AIM OF THE TASK | List each line of the data that holds the string "БКТП".

Recorded data:
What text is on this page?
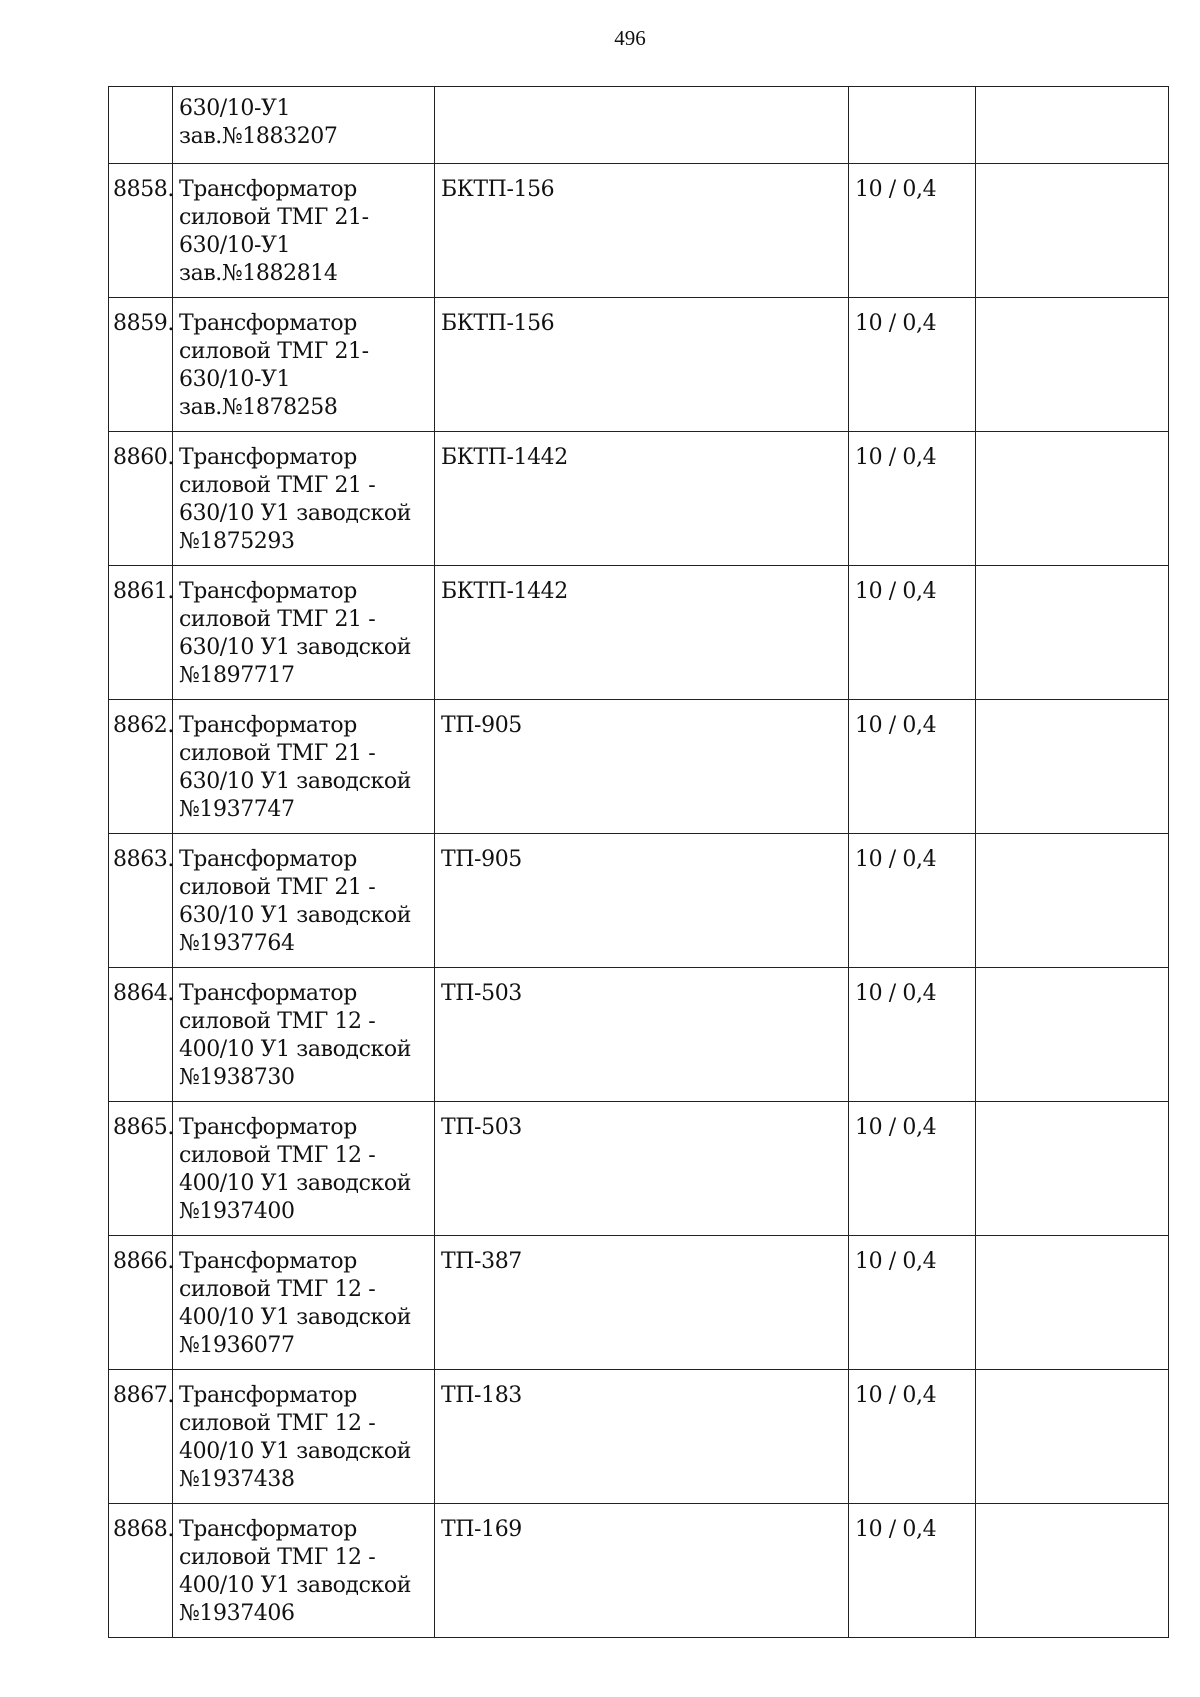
496

	630/10-У1
зав.№1883207			

8858.	Трансформатор
силовой ТМГ 21-
630/10-У1
зав.№1882814	БКТП-156	10 / 0,4	
8859.	Трансформатор
силовой ТМГ 21-
630/10-У1
зав.№1878258	БКТП-156	10 / 0,4	
8860.	Трансформатор
силовой ТМГ 21 -
630/10 У1 заводской
№1875293	БКТП-1442	10 / 0,4	
8861.	Трансформатор
силовой ТМГ 21 -
630/10 У1 заводской
№1897717	БКТП-1442	10 / 0,4	
8862.	Трансформатор
силовой ТМГ 21 -
630/10 У1 заводской
№1937747	ТП-905	10 / 0,4	
8863.	Трансформатор
силовой ТМГ 21 -
630/10 У1 заводской
№1937764	ТП-905	10 / 0,4	
8864.	Трансформатор
силовой ТМГ 12 -
400/10 У1 заводской
№1938730	ТП-503	10 / 0,4	
8865.	Трансформатор
силовой ТМГ 12 -
400/10 У1 заводской
№1937400	ТП-503	10 / 0,4	
8866.	Трансформатор
силовой ТМГ 12 -
400/10 У1 заводской
№1936077	ТП-387	10 / 0,4	
8867.	Трансформатор
силовой ТМГ 12 -
400/10 У1 заводской
№1937438	ТП-183	10 / 0,4	
8868.	Трансформатор
силовой ТМГ 12 -
400/10 У1 заводской
№1937406	ТП-169	10 / 0,4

FINAL RESULT |
зав.№1882814	БКТП-156	10 / 0,4	
зав.№1878258	БКТП-156	10 / 0,4	
№1875293	БКТП-1442	10 / 0,4	
№1897717	БКТП-1442	10 / 0,4	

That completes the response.